* **Given instruction**
Bring together all lines of the material below that contain the string "Import".
* BEGIN Dataset rows *
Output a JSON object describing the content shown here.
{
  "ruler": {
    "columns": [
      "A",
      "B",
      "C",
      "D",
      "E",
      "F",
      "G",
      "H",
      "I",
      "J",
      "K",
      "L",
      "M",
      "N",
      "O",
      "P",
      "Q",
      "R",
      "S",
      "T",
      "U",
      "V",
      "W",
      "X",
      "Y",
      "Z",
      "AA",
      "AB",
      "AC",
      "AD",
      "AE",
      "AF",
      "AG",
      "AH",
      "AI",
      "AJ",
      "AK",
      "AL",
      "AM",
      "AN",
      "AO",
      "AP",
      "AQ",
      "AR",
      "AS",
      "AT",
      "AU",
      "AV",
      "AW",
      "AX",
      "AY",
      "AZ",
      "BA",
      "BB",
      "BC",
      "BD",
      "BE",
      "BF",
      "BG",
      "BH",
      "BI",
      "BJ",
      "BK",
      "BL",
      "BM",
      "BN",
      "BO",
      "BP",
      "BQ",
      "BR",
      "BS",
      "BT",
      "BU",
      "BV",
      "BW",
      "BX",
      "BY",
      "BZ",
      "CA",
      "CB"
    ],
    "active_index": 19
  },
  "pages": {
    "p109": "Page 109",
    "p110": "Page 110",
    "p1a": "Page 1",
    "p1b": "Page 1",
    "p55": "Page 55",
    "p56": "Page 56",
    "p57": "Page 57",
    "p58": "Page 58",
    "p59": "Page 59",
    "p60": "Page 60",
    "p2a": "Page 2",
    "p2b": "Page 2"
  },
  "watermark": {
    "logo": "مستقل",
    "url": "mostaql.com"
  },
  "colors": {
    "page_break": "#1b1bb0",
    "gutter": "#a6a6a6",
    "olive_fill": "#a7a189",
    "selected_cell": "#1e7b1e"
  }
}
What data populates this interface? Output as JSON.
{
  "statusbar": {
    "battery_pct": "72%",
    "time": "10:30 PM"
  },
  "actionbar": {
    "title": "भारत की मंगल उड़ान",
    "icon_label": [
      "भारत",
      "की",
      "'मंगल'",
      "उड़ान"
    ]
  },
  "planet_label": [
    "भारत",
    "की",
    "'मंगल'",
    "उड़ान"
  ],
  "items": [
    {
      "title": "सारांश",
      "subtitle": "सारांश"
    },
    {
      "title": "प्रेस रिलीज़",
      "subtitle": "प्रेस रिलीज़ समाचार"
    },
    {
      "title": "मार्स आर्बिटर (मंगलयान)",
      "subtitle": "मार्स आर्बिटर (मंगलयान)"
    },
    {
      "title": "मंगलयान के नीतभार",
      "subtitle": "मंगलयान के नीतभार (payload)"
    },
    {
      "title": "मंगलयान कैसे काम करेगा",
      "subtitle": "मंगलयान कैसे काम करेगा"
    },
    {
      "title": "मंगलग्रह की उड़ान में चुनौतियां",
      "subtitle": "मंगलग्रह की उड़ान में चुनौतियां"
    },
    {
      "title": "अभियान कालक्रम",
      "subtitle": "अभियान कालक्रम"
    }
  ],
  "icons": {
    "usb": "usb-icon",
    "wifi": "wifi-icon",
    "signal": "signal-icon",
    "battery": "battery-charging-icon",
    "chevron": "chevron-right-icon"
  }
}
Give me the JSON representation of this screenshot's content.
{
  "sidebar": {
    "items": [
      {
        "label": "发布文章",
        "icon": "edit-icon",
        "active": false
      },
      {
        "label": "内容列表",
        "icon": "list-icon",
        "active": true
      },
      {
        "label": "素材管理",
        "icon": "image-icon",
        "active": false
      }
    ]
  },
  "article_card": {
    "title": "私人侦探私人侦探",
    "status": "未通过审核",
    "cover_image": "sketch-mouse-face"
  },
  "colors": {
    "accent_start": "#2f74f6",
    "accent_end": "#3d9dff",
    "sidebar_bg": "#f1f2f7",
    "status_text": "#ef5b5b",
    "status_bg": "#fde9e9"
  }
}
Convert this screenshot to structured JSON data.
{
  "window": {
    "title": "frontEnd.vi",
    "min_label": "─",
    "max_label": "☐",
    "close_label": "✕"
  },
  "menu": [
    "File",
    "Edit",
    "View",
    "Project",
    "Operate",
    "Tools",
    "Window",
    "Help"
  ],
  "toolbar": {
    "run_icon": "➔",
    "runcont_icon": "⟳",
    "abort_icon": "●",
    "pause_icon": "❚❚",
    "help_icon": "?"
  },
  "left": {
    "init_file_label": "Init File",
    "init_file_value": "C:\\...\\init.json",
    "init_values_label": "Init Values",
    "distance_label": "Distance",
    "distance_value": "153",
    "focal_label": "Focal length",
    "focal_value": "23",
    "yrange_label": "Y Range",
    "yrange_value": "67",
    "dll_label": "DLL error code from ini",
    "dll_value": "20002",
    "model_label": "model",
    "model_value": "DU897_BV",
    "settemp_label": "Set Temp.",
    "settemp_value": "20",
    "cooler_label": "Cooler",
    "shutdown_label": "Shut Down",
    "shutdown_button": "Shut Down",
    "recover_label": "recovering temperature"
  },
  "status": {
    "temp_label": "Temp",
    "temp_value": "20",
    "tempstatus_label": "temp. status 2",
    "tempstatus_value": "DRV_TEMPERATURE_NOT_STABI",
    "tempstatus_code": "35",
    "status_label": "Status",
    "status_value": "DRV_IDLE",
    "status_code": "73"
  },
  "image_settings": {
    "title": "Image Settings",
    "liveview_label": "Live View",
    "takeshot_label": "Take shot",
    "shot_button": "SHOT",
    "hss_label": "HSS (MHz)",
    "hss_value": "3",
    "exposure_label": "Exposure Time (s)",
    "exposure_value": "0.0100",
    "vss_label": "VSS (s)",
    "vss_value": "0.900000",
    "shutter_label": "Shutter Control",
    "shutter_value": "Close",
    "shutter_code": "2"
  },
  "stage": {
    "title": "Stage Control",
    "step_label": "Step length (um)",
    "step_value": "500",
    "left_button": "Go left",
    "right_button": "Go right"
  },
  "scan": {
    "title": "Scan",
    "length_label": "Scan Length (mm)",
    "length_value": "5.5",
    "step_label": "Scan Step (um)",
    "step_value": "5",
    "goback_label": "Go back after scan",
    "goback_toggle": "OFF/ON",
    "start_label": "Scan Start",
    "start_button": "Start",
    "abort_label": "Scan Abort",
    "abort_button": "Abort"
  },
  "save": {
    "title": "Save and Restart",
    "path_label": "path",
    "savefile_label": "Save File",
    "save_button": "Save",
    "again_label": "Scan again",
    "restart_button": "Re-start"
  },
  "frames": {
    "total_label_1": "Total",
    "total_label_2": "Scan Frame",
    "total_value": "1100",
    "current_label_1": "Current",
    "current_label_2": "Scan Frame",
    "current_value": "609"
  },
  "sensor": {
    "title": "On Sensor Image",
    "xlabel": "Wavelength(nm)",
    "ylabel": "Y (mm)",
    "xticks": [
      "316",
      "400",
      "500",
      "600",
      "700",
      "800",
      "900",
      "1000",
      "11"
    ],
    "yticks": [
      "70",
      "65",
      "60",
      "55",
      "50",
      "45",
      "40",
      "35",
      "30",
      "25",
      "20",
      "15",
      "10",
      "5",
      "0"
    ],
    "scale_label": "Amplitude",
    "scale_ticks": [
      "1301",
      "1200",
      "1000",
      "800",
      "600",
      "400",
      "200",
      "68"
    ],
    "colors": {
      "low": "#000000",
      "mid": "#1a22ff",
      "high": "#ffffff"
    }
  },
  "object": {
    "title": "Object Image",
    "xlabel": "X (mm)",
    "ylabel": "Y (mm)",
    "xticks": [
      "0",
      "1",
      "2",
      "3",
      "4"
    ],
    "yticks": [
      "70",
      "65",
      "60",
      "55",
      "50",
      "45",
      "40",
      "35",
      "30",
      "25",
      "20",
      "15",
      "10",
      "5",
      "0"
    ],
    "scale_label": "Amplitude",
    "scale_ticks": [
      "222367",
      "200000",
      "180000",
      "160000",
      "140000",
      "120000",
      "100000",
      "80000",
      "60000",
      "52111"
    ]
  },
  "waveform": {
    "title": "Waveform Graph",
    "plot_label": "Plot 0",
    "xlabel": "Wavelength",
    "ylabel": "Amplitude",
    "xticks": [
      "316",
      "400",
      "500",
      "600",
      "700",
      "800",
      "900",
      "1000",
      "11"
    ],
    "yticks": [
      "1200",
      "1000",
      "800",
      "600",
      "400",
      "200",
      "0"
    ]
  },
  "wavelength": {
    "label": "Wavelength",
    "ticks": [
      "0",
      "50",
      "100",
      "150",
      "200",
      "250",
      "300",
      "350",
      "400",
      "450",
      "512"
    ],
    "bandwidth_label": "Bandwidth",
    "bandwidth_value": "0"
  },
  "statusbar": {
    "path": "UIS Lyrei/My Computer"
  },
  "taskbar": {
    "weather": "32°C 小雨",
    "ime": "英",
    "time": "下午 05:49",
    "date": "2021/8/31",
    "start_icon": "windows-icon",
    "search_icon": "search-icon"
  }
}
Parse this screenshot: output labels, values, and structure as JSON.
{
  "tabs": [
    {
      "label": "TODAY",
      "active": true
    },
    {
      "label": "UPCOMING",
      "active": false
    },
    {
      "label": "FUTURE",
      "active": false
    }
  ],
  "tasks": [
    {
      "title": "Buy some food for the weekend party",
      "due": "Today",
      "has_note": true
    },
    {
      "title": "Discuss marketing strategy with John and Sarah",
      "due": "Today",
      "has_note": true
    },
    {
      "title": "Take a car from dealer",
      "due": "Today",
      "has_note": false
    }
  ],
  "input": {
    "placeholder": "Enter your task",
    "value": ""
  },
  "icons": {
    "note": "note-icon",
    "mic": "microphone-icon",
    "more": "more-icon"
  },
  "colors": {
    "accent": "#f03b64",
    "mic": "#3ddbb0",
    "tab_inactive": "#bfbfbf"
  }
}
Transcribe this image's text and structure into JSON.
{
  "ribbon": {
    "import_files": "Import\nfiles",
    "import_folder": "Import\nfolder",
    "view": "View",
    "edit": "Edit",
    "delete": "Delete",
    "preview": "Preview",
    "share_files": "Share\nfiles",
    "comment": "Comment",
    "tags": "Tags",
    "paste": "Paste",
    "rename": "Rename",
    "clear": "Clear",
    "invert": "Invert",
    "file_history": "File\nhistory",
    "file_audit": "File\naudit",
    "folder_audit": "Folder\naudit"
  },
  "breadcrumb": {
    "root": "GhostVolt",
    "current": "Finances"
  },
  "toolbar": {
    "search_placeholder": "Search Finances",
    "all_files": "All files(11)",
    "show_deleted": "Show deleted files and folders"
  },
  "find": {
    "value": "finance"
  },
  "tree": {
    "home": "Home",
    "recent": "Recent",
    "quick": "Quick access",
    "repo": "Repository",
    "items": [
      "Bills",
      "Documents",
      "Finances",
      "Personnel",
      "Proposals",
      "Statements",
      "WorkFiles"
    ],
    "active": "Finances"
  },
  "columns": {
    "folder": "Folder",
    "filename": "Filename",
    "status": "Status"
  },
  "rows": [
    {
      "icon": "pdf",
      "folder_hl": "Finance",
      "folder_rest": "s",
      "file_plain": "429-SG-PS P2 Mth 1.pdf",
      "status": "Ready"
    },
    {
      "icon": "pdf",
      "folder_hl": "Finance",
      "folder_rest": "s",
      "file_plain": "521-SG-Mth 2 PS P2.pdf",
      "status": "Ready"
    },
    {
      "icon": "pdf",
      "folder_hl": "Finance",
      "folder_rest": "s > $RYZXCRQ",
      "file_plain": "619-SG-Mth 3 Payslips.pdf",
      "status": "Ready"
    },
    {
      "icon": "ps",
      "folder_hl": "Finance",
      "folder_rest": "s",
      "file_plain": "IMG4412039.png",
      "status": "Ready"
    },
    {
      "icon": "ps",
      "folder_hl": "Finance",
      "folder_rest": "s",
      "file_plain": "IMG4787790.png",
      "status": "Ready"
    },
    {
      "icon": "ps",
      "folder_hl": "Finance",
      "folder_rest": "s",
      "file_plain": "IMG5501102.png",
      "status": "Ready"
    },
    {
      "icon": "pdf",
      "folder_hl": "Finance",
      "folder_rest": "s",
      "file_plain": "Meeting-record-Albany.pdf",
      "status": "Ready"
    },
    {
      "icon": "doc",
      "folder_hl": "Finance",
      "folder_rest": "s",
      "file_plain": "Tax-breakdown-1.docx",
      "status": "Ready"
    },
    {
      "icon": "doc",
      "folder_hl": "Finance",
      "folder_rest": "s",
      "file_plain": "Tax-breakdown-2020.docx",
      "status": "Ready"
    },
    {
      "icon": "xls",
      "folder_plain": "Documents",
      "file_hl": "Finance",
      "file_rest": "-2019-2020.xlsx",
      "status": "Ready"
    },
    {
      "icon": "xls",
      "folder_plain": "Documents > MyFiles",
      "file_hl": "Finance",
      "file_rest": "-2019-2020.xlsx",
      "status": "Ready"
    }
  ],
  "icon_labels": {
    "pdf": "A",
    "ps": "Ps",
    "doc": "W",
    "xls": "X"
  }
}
* END Dataset rows *
* **The reply**
    "import_files": "Import\nfiles",
    "import_folder": "Import\nfolder",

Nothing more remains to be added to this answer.